EXTRAIT SOURCE:
---

C’est la revue « NAQD » fondée et dirigée par l’historien Daho Djerbal qui l’a annoncé sur les réseaux sociaux. Les chemins de Hartmut Elsenhans et de Daho Djerbal se sont rencontrés en de multiples occasions sur le front de la recherche et la plume historienne de l’Allemand était très prisée par le comité éditorial de la revue algérienne d’Études et de Critique sociale.

Du reste, à quelques jours avant son décès, Hartmut Elsenhans — bien que soufrant — promettait à Daho Djerbal un article avec la qualité et la pertinence qui ont toujours été les siennes : une ‘’analyse systématique des sondages d’opinion de l’IFOP’’, enquêtes réalisées durant la guerre qui démontrent, indicateurs et motivations à l’appui, ‘’le refus de la majorité des Français d’accepter l’intégration et l’assimilation des Algériens dans la constitution française’’, précise « NAQD » dans un émouvant texte nécrologique.

---

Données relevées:
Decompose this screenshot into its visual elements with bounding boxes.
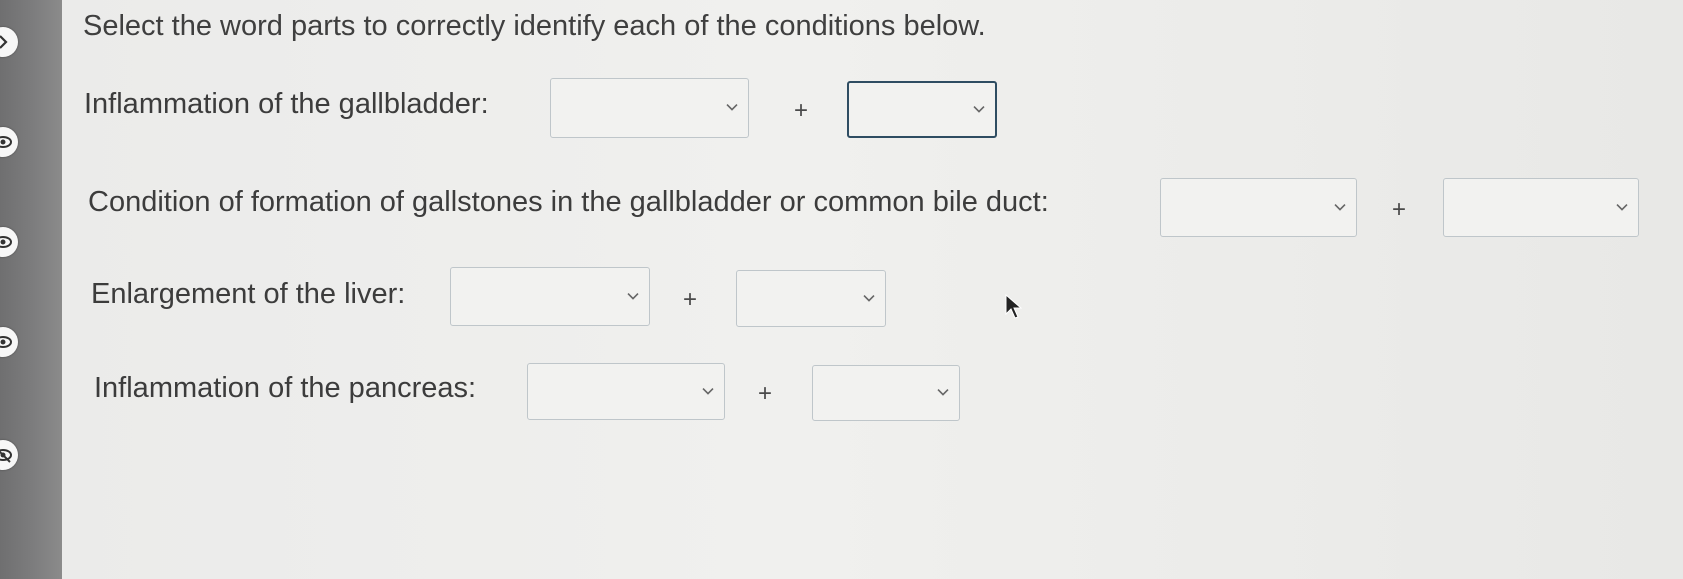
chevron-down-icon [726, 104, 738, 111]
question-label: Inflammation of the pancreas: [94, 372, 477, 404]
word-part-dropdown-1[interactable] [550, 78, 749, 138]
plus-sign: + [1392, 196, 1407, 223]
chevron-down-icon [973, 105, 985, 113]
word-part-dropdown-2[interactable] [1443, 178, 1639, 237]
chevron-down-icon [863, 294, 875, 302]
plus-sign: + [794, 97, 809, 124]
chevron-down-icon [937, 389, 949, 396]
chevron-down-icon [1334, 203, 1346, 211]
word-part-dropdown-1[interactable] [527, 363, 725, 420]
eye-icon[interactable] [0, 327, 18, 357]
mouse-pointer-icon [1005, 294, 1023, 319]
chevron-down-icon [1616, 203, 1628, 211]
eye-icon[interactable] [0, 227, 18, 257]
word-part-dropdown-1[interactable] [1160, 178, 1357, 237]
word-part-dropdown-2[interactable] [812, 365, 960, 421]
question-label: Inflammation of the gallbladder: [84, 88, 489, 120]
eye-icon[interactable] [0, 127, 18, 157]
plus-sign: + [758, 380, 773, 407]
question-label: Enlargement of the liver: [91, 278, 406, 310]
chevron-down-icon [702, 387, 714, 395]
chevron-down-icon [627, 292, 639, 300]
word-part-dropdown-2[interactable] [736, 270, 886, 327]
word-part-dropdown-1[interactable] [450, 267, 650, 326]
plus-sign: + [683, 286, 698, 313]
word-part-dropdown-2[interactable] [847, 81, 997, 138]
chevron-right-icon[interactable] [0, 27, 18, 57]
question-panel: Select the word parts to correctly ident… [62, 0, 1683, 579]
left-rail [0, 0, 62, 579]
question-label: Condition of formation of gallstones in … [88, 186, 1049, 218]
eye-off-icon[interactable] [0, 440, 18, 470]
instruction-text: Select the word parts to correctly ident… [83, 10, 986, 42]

---

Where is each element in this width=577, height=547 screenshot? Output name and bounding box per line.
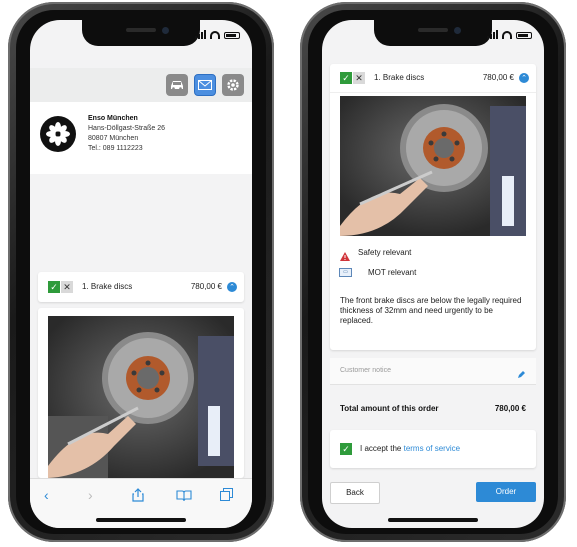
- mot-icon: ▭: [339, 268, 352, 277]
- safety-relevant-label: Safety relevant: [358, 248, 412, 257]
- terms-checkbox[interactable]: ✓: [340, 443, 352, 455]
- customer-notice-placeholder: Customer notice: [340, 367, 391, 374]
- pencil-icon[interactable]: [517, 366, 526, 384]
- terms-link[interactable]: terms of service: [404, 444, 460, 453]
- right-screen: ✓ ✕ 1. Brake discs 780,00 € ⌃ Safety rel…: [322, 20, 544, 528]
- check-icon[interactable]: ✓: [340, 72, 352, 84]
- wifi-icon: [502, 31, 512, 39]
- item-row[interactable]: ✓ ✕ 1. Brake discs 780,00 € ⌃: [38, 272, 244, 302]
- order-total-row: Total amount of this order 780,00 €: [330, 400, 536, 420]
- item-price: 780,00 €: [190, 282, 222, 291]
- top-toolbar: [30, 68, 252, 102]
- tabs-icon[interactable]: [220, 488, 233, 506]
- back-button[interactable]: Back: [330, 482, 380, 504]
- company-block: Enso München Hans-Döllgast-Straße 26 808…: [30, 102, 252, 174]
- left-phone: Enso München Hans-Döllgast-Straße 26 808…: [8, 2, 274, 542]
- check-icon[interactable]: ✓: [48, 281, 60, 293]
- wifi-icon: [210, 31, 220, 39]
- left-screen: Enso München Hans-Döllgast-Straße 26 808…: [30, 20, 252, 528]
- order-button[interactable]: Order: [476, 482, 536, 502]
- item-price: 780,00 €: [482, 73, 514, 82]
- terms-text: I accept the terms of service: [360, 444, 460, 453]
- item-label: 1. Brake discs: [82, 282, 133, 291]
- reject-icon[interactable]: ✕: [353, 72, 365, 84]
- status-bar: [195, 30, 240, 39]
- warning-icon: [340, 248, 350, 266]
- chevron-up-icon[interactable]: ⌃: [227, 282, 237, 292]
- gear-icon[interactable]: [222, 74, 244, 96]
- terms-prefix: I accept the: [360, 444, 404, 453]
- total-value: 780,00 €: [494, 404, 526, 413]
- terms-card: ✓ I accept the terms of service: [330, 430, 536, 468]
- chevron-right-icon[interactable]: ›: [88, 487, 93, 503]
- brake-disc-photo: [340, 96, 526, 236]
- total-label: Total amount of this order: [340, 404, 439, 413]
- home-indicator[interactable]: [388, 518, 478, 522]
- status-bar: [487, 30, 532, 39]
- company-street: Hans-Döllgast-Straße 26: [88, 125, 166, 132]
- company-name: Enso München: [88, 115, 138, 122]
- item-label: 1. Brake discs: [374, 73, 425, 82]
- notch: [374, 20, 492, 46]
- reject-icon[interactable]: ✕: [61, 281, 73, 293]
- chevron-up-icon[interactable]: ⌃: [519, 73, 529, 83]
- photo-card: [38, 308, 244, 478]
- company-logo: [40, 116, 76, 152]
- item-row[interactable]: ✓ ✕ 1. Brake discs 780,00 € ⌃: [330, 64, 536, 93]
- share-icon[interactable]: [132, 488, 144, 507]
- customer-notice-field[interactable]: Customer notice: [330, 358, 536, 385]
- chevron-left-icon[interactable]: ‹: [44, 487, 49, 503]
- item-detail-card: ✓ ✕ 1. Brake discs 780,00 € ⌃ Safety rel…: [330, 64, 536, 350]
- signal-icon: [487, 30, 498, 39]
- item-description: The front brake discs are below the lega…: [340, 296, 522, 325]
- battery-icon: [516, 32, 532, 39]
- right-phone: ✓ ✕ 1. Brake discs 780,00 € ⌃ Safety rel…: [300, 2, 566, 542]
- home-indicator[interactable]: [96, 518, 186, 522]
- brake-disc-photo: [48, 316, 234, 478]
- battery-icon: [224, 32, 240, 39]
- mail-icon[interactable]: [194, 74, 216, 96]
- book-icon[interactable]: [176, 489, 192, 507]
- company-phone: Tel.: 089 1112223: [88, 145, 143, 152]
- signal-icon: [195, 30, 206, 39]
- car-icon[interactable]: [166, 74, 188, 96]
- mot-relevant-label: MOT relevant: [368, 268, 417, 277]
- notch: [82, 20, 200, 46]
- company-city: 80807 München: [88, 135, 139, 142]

---

CONSIGNE 1:
Pouvez-vous transcrire à l'identique le passage de l'extrait sur Hartmut Elsenhans compris entre « C’est la revue » et « émouvant texte nécrologique. », bornes incluses ?
CONSIGNE 2:
Quelles lignes des données relevées contiennent la chaîne « label » ? Recopiez chacune d'elles en entier.

RÉPONSE 1:
C’est la revue « NAQD » fondée et dirigée par l’historien Daho Djerbal qui l’a annoncé sur les réseaux sociaux. Les chemins de Hartmut Elsenhans et de Daho Djerbal se sont rencontrés en de multiples occasions sur le front de la recherche et la plume historienne de l’Allemand était très prisée par le comité éditorial de la revue algérienne d’Études et de Critique sociale.

Du reste, à quelques jours avant son décès, Hartmut Elsenhans — bien que soufrant — promettait à Daho Djerbal un article avec la qualité et la pertinence qui ont toujours été les siennes : une ‘’analyse systématique des sondages d’opinion de l’IFOP’’, enquêtes réalisées durant la guerre qui démontrent, indicateurs et motivations à l’appui, ‘’le refus de la majorité des Français d’accepter l’intégration et l’assimilation des Algériens dans la constitution française’’, précise « NAQD » dans un émouvant texte nécrologique.

RÉPONSE 2:
question-label: Inflammation of the pancreas: [94, 372, 477, 404]
question-label: Inflammation of the gallbladder: [84, 88, 489, 120]
question-label: Enlargement of the liver: [91, 278, 406, 310]
question-label: Condition of formation of gallstones in … [88, 186, 1049, 218]
- safety-relevant-label: Safety relevant: [358, 248, 412, 257]
- item-label: 1. Brake discs: [82, 282, 133, 291]
- total-label: Total amount of this order: [340, 404, 439, 413]
- item-label: 1. Brake discs: [374, 73, 425, 82]
- mot-relevant-label: MOT relevant: [368, 268, 417, 277]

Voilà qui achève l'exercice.